### Extract to read
* * * *

Reputation: 780
I have an excel and i have a macro buttons. The functionalities is Simple. I have 4 products and their features. What I want to do is, Have to buttons that will show all the differences or similarities - esp since the list is huge.
So when someone clicks on show similarities, it will show only rows that have same value for example Row 2, R7,R8, R10, R11 When they click on show differences - R3, R4, R5 and so on.
This is what i tried.
Sub BtnShowdifferences_Click()
Dim R As Range("$B$2:$D$11")
For Each row In R.Rows
For Each cell in row.cells
Dim nextcell = cell + 1
If (cell.Value) == (nextcell.Value) Then
cell.EntireRow.Hidden = True
End If
Next
Next
End Sub
How do i check the value of all the cells in the whole row (Excluding the first one).
Upvotes: 0
Views: 947
Reputation: 29332
How do i check the value of all the cells in the whole row (Excluding the first one).
Here's a function to do it. It can be used normally or as a UDF as well.
Function allCellsEqual(r As Range) As Boolean
allCellsEqual = Application.CountIf(r, r.Cells(1).Value2) = r.Cells.count
End Function
You can use it on each individual row (actual data, not entire-row), and act accordingly. If you don't want to make it a function, you can still use the logic directly in your routine:
Dim R As Range, row as Range
Set R = Range("$B$2:$D$11") '<-- preferably qualify to sheet, i.e. sheet1.Range(...)

* * * *

### Records provided
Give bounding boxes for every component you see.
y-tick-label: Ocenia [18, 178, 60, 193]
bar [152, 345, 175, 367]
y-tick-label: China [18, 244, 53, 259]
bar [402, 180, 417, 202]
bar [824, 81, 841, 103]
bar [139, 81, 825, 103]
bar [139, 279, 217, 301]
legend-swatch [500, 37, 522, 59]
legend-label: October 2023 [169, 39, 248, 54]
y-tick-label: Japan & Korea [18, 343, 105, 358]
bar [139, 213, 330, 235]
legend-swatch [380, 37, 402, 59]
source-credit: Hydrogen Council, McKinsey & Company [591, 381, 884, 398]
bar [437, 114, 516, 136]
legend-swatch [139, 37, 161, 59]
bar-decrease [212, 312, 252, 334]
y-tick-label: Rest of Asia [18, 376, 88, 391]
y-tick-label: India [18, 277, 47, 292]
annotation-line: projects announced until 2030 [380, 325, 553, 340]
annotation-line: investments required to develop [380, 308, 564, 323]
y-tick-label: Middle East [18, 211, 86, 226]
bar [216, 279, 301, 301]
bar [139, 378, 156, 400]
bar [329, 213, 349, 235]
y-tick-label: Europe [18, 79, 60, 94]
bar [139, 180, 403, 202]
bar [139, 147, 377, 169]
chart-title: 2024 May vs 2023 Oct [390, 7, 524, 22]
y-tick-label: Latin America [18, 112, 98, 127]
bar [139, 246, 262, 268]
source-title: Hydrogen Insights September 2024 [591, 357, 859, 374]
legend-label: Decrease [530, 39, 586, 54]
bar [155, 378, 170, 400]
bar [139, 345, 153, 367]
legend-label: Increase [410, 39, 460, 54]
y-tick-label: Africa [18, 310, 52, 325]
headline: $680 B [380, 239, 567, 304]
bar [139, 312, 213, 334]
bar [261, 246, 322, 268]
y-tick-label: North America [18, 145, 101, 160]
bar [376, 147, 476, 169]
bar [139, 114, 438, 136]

* * * *

### Required work
[A] In the Excel macro discussion, how many products does the asker have?
[B] Summarize the Excel macro discussion in two sentences.
[C] Continue the Excel macro discussion from its last line.

### Results for the exercise
[A] Four products.

[B] An asker with four products and their features wants macro buttons that show only the rows with the same values or only the rows with differences, and asks how to check every cell in a row except the first. The reply gives a function, allCellsEqual, that uses CountIf to test whether all cells in a range match the first cell's value, and notes that it can be used normally, as a UDF, or as logic placed directly in the routine.

[C]
For Each row In R.Rows
' row.EntireRow.Hidden = Not allCellsEqual(row)
' or directly:
row.EntireRow.Hidden = Application.CountIf(row, row.Cells(1).Value2) <> row.Cells.count
Next
This will hide rows with distinct values. To hide rows with equal values, just use =
instead of <>
.
Upvotes: 2
Reputation: 23283
You're getting there, but some syntax is off (like you just need =
in VBA to compare values).
How does this work?
Sub BtnShowdifferences_Click()
Dim R As Range, row As Range
Dim iRow As Long
Set R = Range("$B$2:$D$11")
For Each row In R.Rows
If row.row <> R.Rows(1).row Then
With row
If .Cells(1) = .Cells(2) And .Cells(2) = .Cells(3) And .Cells(3) = .Cells(1) Then
row.EntireRow.Hidden = True
End If
End With
End If
Next row
End Sub
But looking at it, I'm sure there's a quicker/different Non-VBA solution. Perhaps a helper column with a filter?